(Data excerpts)
--------

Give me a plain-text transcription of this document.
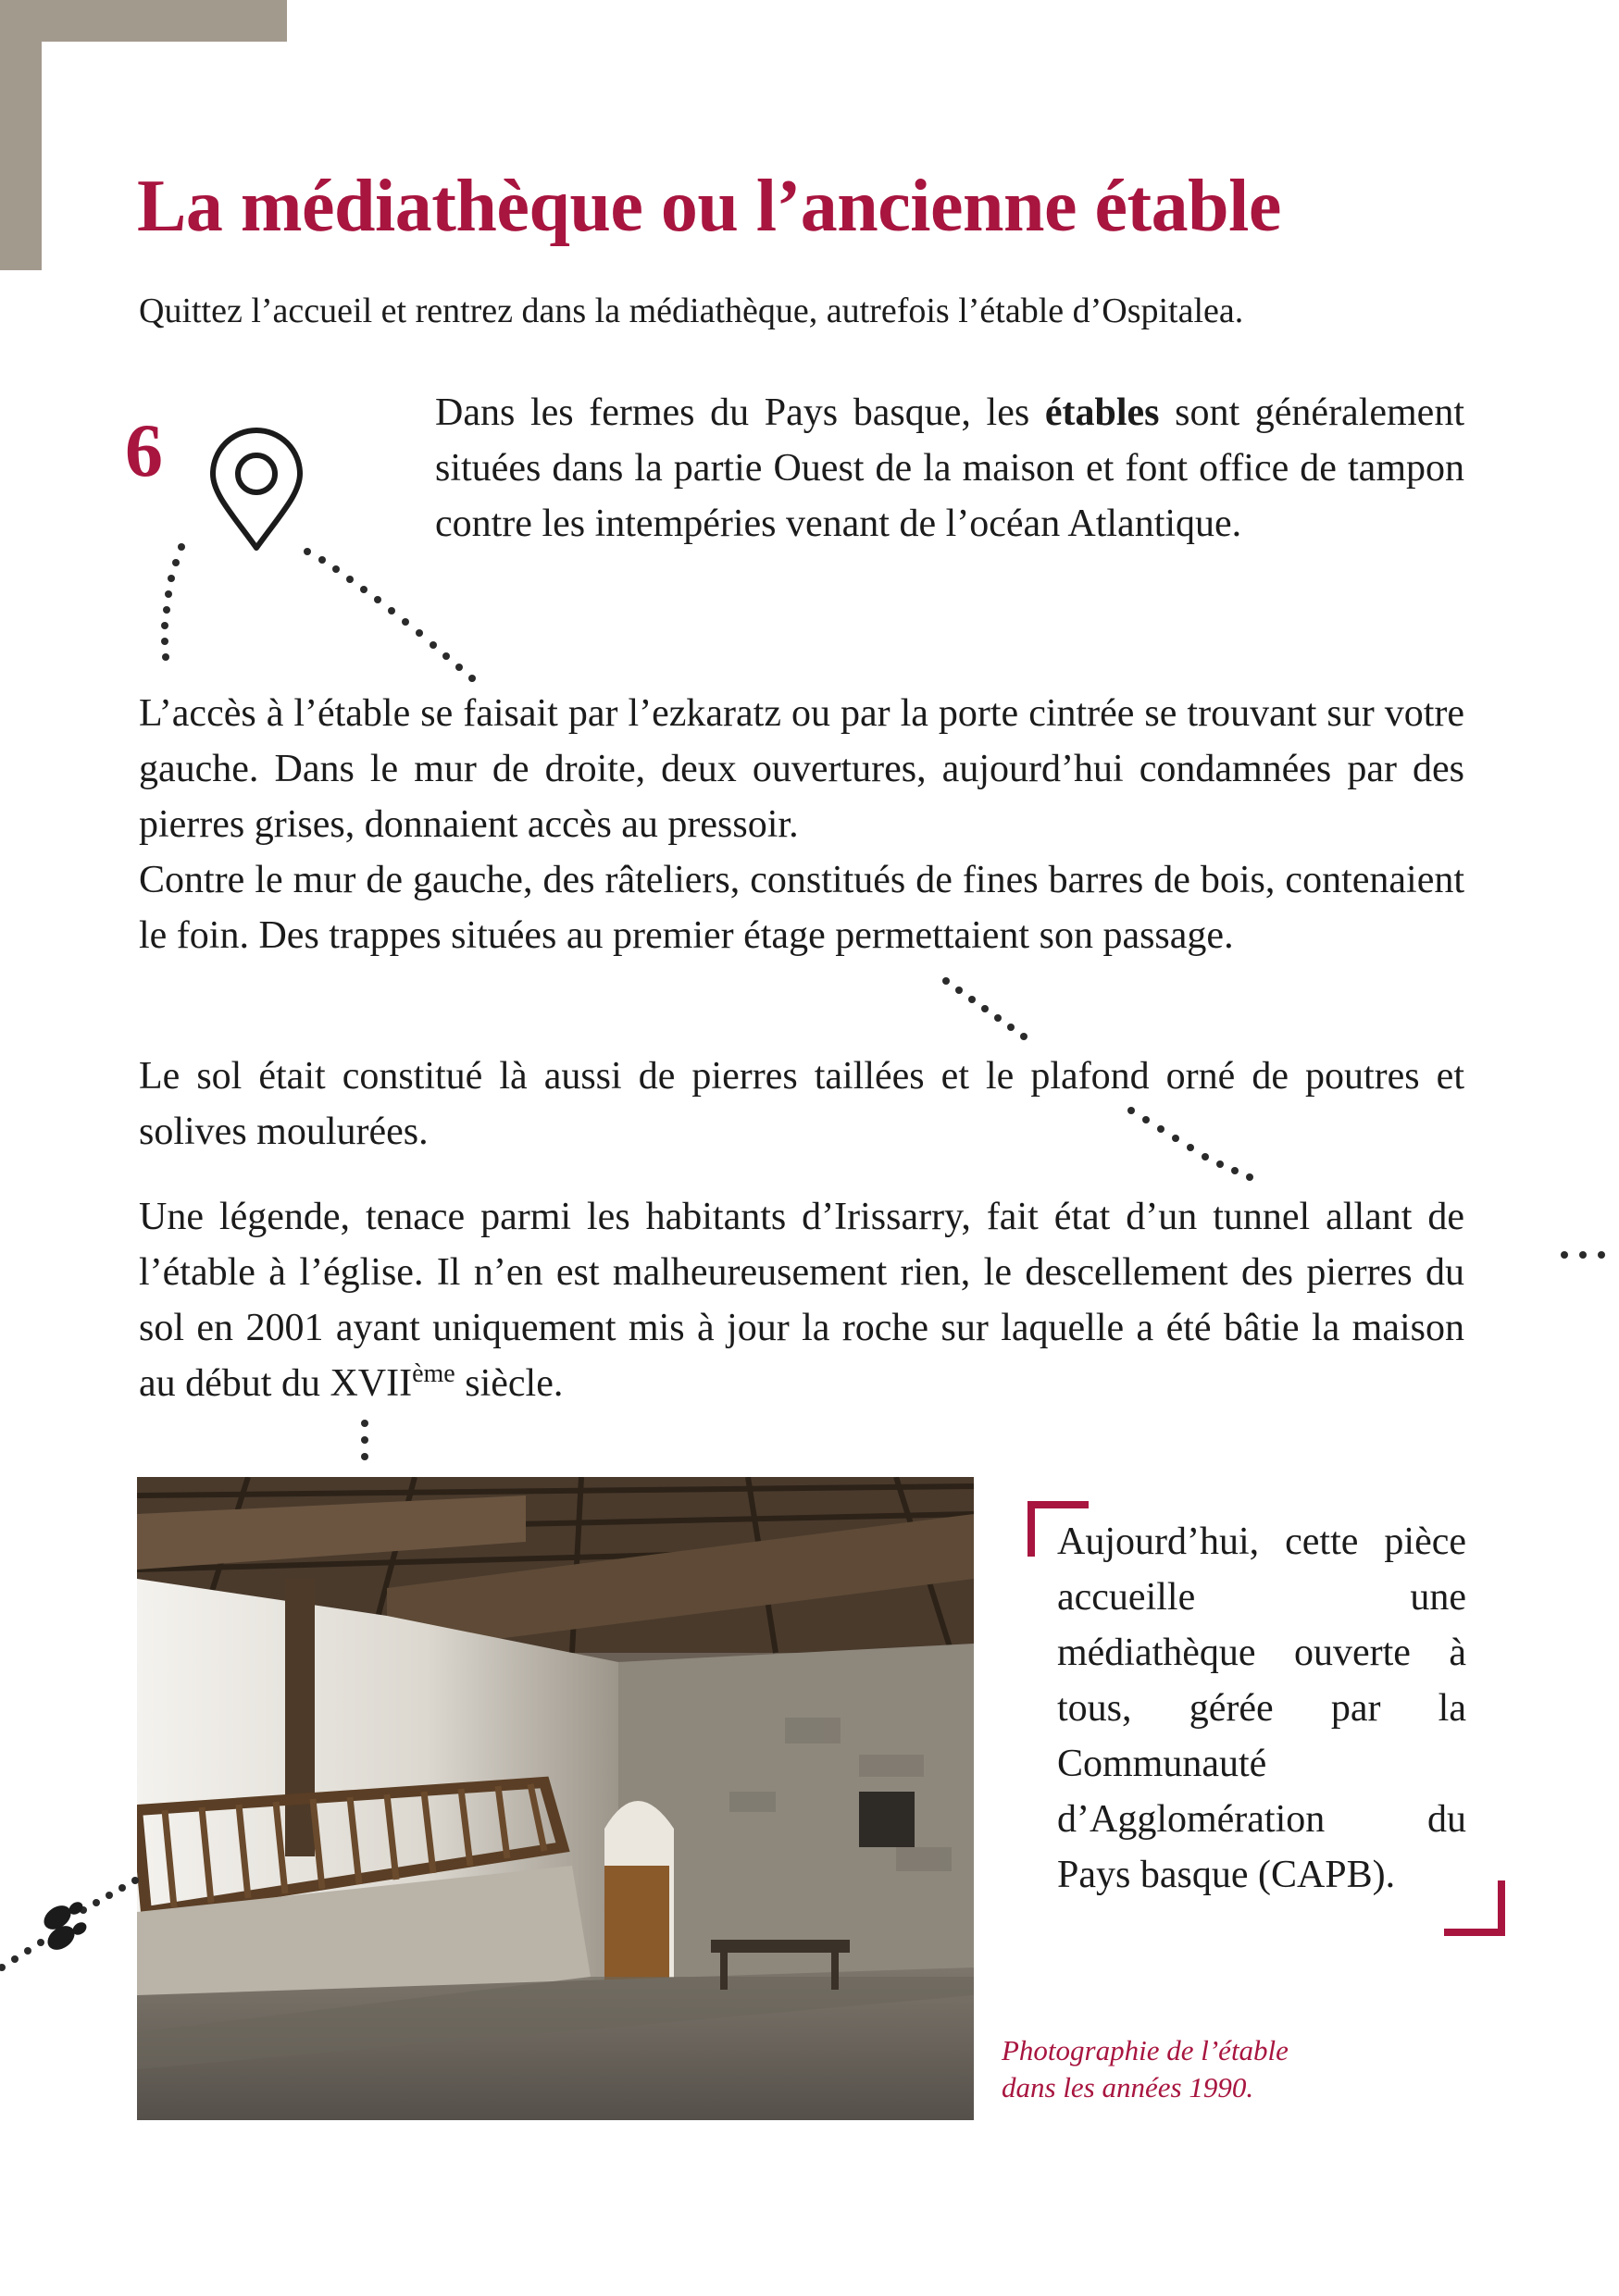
La médiathèque ou l’ancienne étable

Quittez l’accueil et rentrez dans la médiathèque, autrefois l’étable d’Ospitalea.

6	Dans les fermes du Pays basque, les étables sont généralement situées dans la partie Ouest de la maison et font office de tampon contre les intempéries venant de l’océan Atlantique.

L’accès à l’étable se faisait par l’ezkaratz ou par la porte cintrée se trouvant sur votre gauche. Dans le mur de droite, deux ouvertures, aujourd’hui condamnées par des pierres grises, donnaient accès au pressoir.
Contre le mur de gauche, des râteliers, constitués de fines barres de bois, contenaient le foin. Des trappes situées au premier étage permettaient son passage.

Le sol était constitué là aussi de pierres taillées et le plafond orné de poutres et solives moulurées.

Une légende, tenace parmi les habitants d’Irissarry, fait état d’un tunnel allant de l’étable à l’église. Il n’en est malheureusement rien, le descellement des pierres du sol en 2001 ayant uniquement mis à jour la roche sur laquelle a été bâtie la maison au début du XVIIème siècle.

Aujourd’hui, cette pièce accueille une médiathèque ouverte à tous, gérée par la Communauté d’Agglomération du
Pays basque (CAPB).

Photographie de l’étable
dans les années 1990.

--------

CHALLENGE:
Take the listing and print it again exactly, but without any pictures.

FINAL RESULT:
Give me a plain-text transcription of this document.
La médiathèque ou l’ancienne étable

Quittez l’accueil et rentrez dans la médiathèque, autrefois l’étable d’Ospitalea.

6	Dans les fermes du Pays basque, les étables sont généralement situées dans la partie Ouest de la maison et font office de tampon contre les intempéries venant de l’océan Atlantique.

L’accès à l’étable se faisait par l’ezkaratz ou par la porte cintrée se trouvant sur votre gauche. Dans le mur de droite, deux ouvertures, aujourd’hui condamnées par des pierres grises, donnaient accès au pressoir.
Contre le mur de gauche, des râteliers, constitués de fines barres de bois, contenaient le foin. Des trappes situées au premier étage permettaient son passage.

Le sol était constitué là aussi de pierres taillées et le plafond orné de poutres et solives moulurées.

Une légende, tenace parmi les habitants d’Irissarry, fait état d’un tunnel allant de l’étable à l’église. Il n’en est malheureusement rien, le descellement des pierres du sol en 2001 ayant uniquement mis à jour la roche sur laquelle a été bâtie la maison au début du XVIIème siècle.

Aujourd’hui, cette pièce accueille une médiathèque ouverte à tous, gérée par la Communauté d’Agglomération du
Pays basque (CAPB).

Photographie de l’étable
dans les années 1990.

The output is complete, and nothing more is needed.